*** Begin section ***
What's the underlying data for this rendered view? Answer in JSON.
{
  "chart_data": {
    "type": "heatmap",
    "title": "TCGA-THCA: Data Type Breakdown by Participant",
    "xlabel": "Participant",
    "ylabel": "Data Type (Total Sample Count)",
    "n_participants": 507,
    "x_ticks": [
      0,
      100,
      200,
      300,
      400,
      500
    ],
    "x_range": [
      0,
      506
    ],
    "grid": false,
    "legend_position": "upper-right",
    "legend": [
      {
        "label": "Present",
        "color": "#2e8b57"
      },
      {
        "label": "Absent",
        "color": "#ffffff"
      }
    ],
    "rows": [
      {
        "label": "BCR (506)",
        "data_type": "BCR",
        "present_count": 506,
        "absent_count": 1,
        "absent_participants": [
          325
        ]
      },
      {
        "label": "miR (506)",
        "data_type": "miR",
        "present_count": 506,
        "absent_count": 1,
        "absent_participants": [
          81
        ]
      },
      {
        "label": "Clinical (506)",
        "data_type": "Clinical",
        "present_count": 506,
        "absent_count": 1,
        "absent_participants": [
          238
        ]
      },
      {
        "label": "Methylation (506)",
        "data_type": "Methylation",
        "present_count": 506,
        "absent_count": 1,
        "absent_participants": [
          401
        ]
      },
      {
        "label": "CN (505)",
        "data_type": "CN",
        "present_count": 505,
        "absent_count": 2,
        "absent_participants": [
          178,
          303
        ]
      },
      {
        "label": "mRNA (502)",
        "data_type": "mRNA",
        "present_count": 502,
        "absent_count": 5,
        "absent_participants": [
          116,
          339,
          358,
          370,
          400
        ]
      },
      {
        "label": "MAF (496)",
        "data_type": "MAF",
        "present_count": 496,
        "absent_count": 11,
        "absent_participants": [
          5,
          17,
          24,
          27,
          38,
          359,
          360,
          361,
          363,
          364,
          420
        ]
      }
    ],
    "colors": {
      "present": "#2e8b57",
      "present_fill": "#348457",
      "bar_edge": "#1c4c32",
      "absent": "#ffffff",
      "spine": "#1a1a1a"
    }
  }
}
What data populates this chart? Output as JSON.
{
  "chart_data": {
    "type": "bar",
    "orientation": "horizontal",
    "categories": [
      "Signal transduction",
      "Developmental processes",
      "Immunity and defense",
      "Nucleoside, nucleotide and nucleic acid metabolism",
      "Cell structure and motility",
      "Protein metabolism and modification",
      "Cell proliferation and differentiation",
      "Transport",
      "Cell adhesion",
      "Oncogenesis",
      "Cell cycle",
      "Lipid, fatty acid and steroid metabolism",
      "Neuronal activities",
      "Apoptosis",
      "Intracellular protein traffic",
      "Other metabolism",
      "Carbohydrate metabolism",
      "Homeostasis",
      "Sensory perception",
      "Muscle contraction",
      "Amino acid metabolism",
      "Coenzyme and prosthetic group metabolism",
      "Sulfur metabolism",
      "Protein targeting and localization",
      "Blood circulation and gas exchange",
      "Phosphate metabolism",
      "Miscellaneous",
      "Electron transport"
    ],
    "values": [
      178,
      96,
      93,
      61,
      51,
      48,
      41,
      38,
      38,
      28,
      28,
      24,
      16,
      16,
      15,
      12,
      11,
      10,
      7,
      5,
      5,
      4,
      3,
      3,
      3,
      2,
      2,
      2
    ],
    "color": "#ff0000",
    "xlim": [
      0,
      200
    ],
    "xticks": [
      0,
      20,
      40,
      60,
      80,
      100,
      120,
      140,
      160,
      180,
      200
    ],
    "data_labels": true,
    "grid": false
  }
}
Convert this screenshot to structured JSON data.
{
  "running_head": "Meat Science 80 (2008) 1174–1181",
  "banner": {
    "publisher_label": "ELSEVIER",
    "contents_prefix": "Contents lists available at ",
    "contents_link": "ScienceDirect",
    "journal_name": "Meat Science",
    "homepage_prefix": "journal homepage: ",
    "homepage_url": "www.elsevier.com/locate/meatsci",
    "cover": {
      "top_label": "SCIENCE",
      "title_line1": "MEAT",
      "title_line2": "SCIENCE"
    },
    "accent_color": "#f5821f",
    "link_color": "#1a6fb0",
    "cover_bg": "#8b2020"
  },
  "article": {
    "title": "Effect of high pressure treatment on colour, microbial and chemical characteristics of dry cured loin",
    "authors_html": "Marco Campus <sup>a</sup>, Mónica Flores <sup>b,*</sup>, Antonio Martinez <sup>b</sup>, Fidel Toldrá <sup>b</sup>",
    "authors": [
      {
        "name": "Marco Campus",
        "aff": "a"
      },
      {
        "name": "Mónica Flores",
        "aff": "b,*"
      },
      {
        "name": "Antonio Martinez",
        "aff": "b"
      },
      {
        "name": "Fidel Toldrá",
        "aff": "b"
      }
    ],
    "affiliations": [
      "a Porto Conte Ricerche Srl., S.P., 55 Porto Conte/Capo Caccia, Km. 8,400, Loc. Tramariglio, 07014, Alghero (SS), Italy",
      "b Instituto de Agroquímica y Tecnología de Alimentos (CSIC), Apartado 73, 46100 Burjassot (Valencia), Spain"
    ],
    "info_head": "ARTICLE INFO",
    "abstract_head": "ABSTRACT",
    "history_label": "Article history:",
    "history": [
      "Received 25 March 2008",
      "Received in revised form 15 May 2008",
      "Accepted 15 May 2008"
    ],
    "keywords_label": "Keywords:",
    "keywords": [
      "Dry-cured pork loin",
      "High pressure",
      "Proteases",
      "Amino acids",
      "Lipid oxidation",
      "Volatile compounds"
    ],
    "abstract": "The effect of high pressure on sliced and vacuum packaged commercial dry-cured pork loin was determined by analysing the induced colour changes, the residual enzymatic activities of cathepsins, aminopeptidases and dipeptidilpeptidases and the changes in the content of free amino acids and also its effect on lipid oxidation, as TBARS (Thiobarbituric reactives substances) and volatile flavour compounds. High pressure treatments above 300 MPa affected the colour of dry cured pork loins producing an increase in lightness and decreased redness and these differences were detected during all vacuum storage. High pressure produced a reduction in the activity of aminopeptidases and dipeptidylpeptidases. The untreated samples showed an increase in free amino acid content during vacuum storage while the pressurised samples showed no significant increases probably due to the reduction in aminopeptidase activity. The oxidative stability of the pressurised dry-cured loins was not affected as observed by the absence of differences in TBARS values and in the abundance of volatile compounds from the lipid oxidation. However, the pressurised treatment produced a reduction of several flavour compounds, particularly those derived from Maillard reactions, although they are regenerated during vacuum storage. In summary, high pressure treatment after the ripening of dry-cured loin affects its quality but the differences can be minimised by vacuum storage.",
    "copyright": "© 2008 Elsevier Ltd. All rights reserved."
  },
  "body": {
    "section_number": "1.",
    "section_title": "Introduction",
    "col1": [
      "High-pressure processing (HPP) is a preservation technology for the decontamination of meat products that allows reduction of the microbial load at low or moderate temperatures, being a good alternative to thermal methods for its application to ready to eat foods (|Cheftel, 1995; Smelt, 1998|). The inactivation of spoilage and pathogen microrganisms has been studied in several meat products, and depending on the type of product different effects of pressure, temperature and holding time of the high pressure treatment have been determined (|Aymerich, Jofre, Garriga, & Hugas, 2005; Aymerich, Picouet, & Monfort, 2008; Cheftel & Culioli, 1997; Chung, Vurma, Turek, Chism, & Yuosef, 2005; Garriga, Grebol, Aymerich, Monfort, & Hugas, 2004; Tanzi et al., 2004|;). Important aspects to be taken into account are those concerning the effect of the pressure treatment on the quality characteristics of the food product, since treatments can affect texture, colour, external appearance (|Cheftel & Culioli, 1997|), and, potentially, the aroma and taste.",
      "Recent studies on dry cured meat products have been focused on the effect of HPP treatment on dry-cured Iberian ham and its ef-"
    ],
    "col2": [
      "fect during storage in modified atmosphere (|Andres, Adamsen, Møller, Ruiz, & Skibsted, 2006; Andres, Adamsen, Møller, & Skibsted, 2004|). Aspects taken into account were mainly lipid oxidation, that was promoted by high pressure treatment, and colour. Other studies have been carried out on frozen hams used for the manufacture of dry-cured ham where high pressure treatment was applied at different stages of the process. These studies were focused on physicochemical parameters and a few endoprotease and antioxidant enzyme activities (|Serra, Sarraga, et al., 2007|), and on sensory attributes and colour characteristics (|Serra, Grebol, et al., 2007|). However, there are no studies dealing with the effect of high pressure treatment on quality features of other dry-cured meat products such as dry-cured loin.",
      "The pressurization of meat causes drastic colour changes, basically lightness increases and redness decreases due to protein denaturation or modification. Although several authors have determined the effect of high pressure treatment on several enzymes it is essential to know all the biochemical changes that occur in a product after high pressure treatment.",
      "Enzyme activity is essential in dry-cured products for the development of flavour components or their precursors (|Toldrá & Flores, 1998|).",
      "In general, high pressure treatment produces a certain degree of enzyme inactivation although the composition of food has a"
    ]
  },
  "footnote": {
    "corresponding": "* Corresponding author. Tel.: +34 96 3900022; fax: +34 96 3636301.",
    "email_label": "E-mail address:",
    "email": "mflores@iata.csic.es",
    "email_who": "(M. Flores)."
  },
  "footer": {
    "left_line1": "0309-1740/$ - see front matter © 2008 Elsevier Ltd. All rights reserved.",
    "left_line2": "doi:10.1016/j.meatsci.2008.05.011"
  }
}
*** End section ***
EXERCISE BRIEF: Copy every line in the data above that has the string "focused" in it.

WRITTEN ANSWER:
      "Recent studies on dry cured meat products have been focused on the effect of HPP treatment on dry-cured Iberian ham and its ef-"
      "fect during storage in modified atmosphere (|Andres, Adamsen, Møller, Ruiz, & Skibsted, 2006; Andres, Adamsen, Møller, & Skibsted, 2004|). Aspects taken into account were mainly lipid oxidation, that was promoted by high pressure treatment, and colour. Other studies have been carried out on frozen hams used for the manufacture of dry-cured ham where high pressure treatment was applied at different stages of the process. These studies were focused on physicochemical parameters and a few endoprotease and antioxidant enzyme activities (|Serra, Sarraga, et al., 2007|), and on sensory attributes and colour characteristics (|Serra, Grebol, et al., 2007|). However, there are no studies dealing with the effect of high pressure treatment on quality features of other dry-cured meat products such as dry-cured loin.",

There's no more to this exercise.